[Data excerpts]
[Start]

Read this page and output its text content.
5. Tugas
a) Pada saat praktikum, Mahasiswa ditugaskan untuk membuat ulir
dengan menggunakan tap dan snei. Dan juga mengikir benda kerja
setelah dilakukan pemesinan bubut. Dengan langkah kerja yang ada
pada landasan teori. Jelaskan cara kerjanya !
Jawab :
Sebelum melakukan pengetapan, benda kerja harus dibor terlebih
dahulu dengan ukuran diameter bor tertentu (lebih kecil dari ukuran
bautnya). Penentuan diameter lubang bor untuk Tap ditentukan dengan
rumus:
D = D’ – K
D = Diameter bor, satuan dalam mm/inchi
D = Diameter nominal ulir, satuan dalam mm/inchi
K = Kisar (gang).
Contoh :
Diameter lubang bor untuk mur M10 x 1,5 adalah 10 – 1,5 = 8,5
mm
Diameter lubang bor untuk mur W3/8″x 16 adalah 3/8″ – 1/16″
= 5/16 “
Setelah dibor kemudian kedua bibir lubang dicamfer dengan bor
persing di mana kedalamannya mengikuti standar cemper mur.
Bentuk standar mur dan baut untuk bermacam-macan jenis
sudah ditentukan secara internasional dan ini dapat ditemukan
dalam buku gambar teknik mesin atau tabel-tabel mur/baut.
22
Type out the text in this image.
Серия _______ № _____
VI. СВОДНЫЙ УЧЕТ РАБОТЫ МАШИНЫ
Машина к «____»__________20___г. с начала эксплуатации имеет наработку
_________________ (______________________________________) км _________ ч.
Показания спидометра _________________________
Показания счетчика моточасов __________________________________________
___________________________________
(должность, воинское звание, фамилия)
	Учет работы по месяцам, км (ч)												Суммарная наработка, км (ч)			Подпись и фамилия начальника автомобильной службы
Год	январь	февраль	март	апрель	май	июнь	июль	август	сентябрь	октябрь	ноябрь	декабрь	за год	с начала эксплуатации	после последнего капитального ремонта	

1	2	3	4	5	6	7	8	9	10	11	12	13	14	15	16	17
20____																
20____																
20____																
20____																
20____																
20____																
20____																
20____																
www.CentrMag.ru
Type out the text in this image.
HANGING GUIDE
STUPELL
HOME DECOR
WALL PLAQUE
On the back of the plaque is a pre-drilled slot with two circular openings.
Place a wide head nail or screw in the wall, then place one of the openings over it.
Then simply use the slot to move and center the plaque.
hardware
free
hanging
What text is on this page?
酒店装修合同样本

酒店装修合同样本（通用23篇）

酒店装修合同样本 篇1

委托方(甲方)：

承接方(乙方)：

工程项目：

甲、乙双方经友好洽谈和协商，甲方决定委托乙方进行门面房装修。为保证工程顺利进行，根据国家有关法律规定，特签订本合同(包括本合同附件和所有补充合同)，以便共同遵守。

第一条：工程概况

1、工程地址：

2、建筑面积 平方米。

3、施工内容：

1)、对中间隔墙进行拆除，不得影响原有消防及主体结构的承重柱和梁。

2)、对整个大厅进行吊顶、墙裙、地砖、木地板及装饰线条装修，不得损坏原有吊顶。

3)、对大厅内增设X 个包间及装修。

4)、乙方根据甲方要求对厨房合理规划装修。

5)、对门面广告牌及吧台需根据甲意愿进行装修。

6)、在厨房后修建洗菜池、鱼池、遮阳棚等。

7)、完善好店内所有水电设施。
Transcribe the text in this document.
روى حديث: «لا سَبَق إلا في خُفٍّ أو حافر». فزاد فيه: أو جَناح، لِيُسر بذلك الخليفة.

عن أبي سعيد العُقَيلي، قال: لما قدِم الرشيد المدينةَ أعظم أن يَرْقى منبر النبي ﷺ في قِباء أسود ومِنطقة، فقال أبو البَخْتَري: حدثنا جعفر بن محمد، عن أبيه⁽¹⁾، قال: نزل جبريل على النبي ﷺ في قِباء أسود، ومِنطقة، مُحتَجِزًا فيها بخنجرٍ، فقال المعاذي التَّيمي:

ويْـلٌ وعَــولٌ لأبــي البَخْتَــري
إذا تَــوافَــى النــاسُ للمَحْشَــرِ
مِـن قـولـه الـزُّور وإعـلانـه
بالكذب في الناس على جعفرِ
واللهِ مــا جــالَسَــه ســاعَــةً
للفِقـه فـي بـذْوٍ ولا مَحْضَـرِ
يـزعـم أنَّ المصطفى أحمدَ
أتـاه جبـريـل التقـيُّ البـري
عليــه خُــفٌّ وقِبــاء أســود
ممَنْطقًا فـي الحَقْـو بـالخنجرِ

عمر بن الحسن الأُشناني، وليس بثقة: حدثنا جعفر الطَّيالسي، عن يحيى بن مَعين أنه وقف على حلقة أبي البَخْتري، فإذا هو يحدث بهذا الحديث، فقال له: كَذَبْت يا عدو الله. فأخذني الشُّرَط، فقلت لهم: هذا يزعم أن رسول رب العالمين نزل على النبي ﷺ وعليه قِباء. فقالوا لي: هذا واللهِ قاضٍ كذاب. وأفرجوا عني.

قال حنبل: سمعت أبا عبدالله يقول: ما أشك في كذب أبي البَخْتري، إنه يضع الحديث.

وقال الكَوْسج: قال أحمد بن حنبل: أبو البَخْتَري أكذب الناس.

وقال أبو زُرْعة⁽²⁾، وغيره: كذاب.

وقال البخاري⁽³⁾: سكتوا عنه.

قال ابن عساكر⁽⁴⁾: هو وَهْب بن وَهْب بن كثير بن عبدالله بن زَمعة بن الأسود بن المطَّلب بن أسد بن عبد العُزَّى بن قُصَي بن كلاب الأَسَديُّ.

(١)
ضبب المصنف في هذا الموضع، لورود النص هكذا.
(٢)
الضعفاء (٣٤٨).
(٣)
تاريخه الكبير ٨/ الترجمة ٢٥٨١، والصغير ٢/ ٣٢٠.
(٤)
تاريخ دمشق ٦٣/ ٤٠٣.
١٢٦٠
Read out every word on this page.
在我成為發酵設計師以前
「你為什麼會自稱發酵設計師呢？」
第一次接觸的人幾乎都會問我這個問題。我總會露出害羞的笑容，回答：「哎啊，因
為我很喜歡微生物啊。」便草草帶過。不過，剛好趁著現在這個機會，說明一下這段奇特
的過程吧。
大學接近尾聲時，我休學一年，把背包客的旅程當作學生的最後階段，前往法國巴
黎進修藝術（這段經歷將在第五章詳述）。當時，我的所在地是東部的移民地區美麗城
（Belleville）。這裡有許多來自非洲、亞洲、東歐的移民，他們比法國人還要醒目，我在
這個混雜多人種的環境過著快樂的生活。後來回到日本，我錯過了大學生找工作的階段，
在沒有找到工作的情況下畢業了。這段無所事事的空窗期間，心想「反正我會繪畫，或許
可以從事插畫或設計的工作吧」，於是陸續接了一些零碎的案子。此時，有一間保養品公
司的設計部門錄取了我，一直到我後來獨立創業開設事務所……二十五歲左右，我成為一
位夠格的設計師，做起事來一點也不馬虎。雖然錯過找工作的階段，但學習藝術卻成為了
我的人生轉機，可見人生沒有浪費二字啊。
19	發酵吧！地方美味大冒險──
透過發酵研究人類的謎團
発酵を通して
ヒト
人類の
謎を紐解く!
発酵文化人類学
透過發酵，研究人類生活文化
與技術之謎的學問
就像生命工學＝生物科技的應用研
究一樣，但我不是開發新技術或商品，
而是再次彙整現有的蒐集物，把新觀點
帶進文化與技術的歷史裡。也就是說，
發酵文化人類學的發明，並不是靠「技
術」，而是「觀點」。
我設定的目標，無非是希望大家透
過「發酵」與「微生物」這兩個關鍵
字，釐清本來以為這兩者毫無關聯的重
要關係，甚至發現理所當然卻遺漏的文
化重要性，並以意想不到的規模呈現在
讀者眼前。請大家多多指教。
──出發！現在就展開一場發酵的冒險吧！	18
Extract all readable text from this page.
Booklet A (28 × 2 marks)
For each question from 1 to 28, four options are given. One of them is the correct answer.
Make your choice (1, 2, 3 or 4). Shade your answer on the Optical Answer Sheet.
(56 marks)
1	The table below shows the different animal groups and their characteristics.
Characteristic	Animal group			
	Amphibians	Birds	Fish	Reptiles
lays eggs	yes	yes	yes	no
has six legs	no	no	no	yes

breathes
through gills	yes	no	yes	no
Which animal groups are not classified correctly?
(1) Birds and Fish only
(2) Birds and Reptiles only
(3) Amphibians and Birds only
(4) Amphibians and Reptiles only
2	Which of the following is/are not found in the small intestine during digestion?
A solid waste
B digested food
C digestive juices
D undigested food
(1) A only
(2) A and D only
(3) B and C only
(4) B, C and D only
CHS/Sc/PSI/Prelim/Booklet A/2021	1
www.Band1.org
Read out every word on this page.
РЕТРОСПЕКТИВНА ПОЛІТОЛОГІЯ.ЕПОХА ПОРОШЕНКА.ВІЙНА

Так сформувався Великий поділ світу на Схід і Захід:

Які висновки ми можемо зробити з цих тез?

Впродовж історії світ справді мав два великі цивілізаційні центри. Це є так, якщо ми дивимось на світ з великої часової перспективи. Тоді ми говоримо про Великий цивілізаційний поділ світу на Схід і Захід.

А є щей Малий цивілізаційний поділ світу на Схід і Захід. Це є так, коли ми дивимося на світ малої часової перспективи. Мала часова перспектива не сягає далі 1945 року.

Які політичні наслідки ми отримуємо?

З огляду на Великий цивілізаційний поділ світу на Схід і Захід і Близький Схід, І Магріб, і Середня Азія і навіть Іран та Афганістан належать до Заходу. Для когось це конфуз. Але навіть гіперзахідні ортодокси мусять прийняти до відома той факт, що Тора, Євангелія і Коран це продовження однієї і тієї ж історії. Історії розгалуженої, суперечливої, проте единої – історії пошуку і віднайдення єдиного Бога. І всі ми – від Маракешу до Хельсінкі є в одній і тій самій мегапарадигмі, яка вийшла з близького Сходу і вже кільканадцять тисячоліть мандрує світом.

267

[End]

*TASK TO COMPLETE*: Extract all lines from the data in which "الحديث" is found.

*SOLUTION BELOW*:
عمر بن الحسن الأُشناني، وليس بثقة: حدثنا جعفر الطَّيالسي، عن يحيى بن مَعين أنه وقف على حلقة أبي البَخْتري، فإذا هو يحدث بهذا الحديث، فقال له: كَذَبْت يا عدو الله. فأخذني الشُّرَط، فقلت لهم: هذا يزعم أن رسول رب العالمين نزل على النبي ﷺ وعليه قِباء. فقالوا لي: هذا واللهِ قاضٍ كذاب. وأفرجوا عني.
قال حنبل: سمعت أبا عبدالله يقول: ما أشك في كذب أبي البَخْتري، إنه يضع الحديث.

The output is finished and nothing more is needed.